[Aim of the task] Your task is to print all of the material verbatim.

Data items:
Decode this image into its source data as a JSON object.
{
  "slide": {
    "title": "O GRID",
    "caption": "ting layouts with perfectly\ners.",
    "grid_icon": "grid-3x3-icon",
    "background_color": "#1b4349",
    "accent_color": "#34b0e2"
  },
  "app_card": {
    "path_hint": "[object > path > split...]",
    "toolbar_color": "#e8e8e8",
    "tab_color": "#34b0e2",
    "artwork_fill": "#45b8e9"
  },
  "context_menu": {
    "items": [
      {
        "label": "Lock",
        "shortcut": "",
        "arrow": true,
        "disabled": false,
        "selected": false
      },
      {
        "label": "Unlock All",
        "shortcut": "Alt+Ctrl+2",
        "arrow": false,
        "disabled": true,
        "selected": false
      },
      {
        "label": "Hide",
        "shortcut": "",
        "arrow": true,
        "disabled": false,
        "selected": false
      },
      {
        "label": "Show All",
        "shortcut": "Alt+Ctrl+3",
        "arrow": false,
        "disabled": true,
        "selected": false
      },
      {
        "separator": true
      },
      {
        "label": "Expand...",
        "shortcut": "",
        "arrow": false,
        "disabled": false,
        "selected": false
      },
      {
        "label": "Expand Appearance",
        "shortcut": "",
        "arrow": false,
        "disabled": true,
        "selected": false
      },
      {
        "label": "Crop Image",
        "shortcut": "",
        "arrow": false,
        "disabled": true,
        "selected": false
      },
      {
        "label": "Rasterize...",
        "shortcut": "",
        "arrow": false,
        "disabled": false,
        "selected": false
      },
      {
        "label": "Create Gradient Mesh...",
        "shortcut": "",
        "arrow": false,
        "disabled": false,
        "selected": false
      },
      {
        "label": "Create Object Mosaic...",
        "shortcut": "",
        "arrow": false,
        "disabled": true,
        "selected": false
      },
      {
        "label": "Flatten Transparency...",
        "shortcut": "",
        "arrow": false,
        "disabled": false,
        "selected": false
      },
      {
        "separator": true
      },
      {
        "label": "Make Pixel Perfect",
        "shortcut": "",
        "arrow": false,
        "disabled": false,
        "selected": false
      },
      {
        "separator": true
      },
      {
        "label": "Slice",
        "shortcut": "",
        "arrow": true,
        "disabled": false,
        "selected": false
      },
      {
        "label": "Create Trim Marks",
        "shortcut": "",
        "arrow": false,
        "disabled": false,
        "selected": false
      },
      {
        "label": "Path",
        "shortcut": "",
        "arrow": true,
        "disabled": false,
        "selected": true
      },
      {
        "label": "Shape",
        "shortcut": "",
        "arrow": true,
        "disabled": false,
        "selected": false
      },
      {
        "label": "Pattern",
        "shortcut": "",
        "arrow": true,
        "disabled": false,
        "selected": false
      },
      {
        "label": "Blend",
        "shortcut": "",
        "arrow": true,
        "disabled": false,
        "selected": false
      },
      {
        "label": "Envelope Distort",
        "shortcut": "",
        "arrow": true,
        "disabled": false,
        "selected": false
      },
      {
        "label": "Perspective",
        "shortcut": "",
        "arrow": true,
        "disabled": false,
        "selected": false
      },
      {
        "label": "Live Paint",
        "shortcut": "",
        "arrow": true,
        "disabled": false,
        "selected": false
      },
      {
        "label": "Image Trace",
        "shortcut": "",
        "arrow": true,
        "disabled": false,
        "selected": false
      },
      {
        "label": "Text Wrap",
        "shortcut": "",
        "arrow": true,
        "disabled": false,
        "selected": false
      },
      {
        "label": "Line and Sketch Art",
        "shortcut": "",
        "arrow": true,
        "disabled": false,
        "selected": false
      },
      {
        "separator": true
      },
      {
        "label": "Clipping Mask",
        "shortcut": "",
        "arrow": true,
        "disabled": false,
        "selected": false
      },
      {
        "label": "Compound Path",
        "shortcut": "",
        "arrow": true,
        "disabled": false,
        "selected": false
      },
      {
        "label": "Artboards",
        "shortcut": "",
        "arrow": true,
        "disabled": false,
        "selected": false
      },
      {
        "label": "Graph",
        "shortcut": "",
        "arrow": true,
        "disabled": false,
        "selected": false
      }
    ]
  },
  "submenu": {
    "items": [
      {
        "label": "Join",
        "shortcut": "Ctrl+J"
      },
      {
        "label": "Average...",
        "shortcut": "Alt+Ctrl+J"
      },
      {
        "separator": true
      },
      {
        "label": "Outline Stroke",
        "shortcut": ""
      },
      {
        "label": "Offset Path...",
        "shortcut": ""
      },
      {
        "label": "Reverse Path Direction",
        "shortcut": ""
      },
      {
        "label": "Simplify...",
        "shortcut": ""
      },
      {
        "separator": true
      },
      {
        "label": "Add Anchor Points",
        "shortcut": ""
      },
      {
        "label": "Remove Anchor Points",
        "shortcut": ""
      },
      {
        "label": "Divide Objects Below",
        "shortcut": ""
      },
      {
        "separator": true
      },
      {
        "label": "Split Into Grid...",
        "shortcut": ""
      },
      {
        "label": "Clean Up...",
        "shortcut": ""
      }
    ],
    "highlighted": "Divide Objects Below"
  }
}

[Answer to the exercise]
Decode this image into its source data as a JSON object.
{
  "slide": {
    "title": "O GRID",
    "caption": "ting layouts with perfectly\ners.",
    "grid_icon": "grid-3x3-icon",
    "background_color": "#1b4349",
    "accent_color": "#34b0e2"
  },
  "app_card": {
    "path_hint": "[object > path > split...]",
    "toolbar_color": "#e8e8e8",
    "tab_color": "#34b0e2",
    "artwork_fill": "#45b8e9"
  },
  "context_menu": {
    "items": [
      {
        "label": "Lock",
        "shortcut": "",
        "arrow": true,
        "disabled": false,
        "selected": false
      },
      {
        "label": "Unlock All",
        "shortcut": "Alt+Ctrl+2",
        "arrow": false,
        "disabled": true,
        "selected": false
      },
      {
        "label": "Hide",
        "shortcut": "",
        "arrow": true,
        "disabled": false,
        "selected": false
      },
      {
        "label": "Show All",
        "shortcut": "Alt+Ctrl+3",
        "arrow": false,
        "disabled": true,
        "selected": false
      },
      {
        "separator": true
      },
      {
        "label": "Expand...",
        "shortcut": "",
        "arrow": false,
        "disabled": false,
        "selected": false
      },
      {
        "label": "Expand Appearance",
        "shortcut": "",
        "arrow": false,
        "disabled": true,
        "selected": false
      },
      {
        "label": "Crop Image",
        "shortcut": "",
        "arrow": false,
        "disabled": true,
        "selected": false
      },
      {
        "label": "Rasterize...",
        "shortcut": "",
        "arrow": false,
        "disabled": false,
        "selected": false
      },
      {
        "label": "Create Gradient Mesh...",
        "shortcut": "",
        "arrow": false,
        "disabled": false,
        "selected": false
      },
      {
        "label": "Create Object Mosaic...",
        "shortcut": "",
        "arrow": false,
        "disabled": true,
        "selected": false
      },
      {
        "label": "Flatten Transparency...",
        "shortcut": "",
        "arrow": false,
        "disabled": false,
        "selected": false
      },
      {
        "separator": true
      },
      {
        "label": "Make Pixel Perfect",
        "shortcut": "",
        "arrow": false,
        "disabled": false,
        "selected": false
      },
      {
        "separator": true
      },
      {
        "label": "Slice",
        "shortcut": "",
        "arrow": true,
        "disabled": false,
        "selected": false
      },
      {
        "label": "Create Trim Marks",
        "shortcut": "",
        "arrow": false,
        "disabled": false,
        "selected": false
      },
      {
        "label": "Path",
        "shortcut": "",
        "arrow": true,
        "disabled": false,
        "selected": true
      },
      {
        "label": "Shape",
        "shortcut": "",
        "arrow": true,
        "disabled": false,
        "selected": false
      },
      {
        "label": "Pattern",
        "shortcut": "",
        "arrow": true,
        "disabled": false,
        "selected": false
      },
      {
        "label": "Blend",
        "shortcut": "",
        "arrow": true,
        "disabled": false,
        "selected": false
      },
      {
        "label": "Envelope Distort",
        "shortcut": "",
        "arrow": true,
        "disabled": false,
        "selected": false
      },
      {
        "label": "Perspective",
        "shortcut": "",
        "arrow": true,
        "disabled": false,
        "selected": false
      },
      {
        "label": "Live Paint",
        "shortcut": "",
        "arrow": true,
        "disabled": false,
        "selected": false
      },
      {
        "label": "Image Trace",
        "shortcut": "",
        "arrow": true,
        "disabled": false,
        "selected": false
      },
      {
        "label": "Text Wrap",
        "shortcut": "",
        "arrow": true,
        "disabled": false,
        "selected": false
      },
      {
        "label": "Line and Sketch Art",
        "shortcut": "",
        "arrow": true,
        "disabled": false,
        "selected": false
      },
      {
        "separator": true
      },
      {
        "label": "Clipping Mask",
        "shortcut": "",
        "arrow": true,
        "disabled": false,
        "selected": false
      },
      {
        "label": "Compound Path",
        "shortcut": "",
        "arrow": true,
        "disabled": false,
        "selected": false
      },
      {
        "label": "Artboards",
        "shortcut": "",
        "arrow": true,
        "disabled": false,
        "selected": false
      },
      {
        "label": "Graph",
        "shortcut": "",
        "arrow": true,
        "disabled": false,
        "selected": false
      }
    ]
  },
  "submenu": {
    "items": [
      {
        "label": "Join",
        "shortcut": "Ctrl+J"
      },
      {
        "label": "Average...",
        "shortcut": "Alt+Ctrl+J"
      },
      {
        "separator": true
      },
      {
        "label": "Outline Stroke",
        "shortcut": ""
      },
      {
        "label": "Offset Path...",
        "shortcut": ""
      },
      {
        "label": "Reverse Path Direction",
        "shortcut": ""
      },
      {
        "label": "Simplify...",
        "shortcut": ""
      },
      {
        "separator": true
      },
      {
        "label": "Add Anchor Points",
        "shortcut": ""
      },
      {
        "label": "Remove Anchor Points",
        "shortcut": ""
      },
      {
        "label": "Divide Objects Below",
        "shortcut": ""
      },
      {
        "separator": true
      },
      {
        "label": "Split Into Grid...",
        "shortcut": ""
      },
      {
        "label": "Clean Up...",
        "shortcut": ""
      }
    ],
    "highlighted": "Divide Objects Below"
  }
}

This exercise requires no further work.